Supplied data
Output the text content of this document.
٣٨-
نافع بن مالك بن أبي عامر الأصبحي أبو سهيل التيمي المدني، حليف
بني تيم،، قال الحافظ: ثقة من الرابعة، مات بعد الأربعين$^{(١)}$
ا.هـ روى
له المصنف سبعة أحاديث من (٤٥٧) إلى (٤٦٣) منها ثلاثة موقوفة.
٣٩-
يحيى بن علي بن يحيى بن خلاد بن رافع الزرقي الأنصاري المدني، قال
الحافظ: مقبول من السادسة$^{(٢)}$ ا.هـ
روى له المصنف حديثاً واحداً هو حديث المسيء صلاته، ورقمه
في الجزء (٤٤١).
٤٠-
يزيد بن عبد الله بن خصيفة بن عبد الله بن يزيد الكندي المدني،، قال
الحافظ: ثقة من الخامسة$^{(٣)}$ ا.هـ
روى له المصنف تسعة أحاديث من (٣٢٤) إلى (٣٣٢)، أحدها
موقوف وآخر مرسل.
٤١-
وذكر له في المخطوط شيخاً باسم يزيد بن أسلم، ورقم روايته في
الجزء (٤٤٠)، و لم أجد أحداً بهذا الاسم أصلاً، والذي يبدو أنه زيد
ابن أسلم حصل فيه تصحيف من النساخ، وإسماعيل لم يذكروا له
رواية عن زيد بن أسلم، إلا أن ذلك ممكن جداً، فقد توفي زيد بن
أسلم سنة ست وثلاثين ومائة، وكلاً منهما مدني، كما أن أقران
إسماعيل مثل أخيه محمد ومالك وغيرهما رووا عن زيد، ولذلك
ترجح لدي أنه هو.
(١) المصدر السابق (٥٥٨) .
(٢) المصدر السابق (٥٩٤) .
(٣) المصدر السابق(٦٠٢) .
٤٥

* * *

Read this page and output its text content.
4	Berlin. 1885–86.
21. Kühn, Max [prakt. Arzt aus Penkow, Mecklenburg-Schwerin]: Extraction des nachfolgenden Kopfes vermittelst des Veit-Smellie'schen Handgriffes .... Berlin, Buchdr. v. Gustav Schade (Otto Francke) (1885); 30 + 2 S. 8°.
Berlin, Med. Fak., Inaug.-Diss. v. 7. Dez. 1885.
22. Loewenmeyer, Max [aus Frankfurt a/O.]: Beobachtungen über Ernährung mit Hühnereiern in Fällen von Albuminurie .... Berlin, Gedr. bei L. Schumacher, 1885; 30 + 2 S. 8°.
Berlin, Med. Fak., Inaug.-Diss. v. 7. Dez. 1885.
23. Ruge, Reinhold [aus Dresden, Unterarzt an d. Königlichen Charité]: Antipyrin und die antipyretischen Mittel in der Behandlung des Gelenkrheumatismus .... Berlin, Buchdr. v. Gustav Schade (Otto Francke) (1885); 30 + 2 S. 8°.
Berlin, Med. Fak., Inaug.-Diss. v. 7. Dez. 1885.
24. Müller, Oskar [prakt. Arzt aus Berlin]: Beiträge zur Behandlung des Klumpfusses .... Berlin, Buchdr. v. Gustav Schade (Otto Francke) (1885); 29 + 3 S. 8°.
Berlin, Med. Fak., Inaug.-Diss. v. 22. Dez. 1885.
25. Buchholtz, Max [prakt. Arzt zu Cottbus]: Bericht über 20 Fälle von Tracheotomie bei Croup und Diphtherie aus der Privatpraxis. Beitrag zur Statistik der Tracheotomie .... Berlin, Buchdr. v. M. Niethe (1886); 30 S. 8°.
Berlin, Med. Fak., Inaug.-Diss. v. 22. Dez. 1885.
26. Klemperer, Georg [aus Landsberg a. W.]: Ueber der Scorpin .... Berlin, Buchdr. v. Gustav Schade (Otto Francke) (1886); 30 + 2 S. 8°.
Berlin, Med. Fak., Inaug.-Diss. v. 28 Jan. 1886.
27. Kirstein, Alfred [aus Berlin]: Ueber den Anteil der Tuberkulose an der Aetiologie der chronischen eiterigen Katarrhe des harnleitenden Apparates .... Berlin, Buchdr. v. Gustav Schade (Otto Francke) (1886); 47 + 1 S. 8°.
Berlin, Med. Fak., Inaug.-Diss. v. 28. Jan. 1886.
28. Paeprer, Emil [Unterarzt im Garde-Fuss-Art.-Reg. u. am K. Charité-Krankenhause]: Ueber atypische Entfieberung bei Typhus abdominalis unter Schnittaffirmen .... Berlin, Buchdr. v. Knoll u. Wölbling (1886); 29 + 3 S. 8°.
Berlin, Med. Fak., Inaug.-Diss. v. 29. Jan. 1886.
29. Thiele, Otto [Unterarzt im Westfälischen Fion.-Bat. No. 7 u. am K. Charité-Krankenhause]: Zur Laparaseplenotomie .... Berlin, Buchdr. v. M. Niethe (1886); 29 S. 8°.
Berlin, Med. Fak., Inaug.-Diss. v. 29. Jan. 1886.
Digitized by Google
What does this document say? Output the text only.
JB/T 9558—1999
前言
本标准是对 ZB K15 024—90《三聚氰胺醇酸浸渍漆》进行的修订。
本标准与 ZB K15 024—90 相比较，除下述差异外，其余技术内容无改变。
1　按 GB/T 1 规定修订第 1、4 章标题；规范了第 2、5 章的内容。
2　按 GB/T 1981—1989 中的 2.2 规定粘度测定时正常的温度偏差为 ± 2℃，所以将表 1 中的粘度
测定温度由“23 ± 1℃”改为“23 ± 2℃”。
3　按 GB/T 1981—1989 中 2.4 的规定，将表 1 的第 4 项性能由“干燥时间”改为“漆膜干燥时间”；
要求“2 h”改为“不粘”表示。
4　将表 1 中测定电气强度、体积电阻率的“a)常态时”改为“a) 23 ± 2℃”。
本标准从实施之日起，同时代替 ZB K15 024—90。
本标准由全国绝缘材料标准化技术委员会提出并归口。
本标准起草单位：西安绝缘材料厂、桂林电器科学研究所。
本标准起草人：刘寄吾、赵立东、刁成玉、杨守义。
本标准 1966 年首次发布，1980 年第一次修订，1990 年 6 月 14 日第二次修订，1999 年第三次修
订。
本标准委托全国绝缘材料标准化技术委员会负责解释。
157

Required task
Look through the data and gather every line with the string "المصنف" in it.

Output for this exercise
له المصنف سبعة أحاديث من (٤٥٧) إلى (٤٦٣) منها ثلاثة موقوفة.
روى له المصنف حديثاً واحداً هو حديث المسيء صلاته، ورقمه
روى له المصنف تسعة أحاديث من (٣٢٤) إلى (٣٣٢)، أحدها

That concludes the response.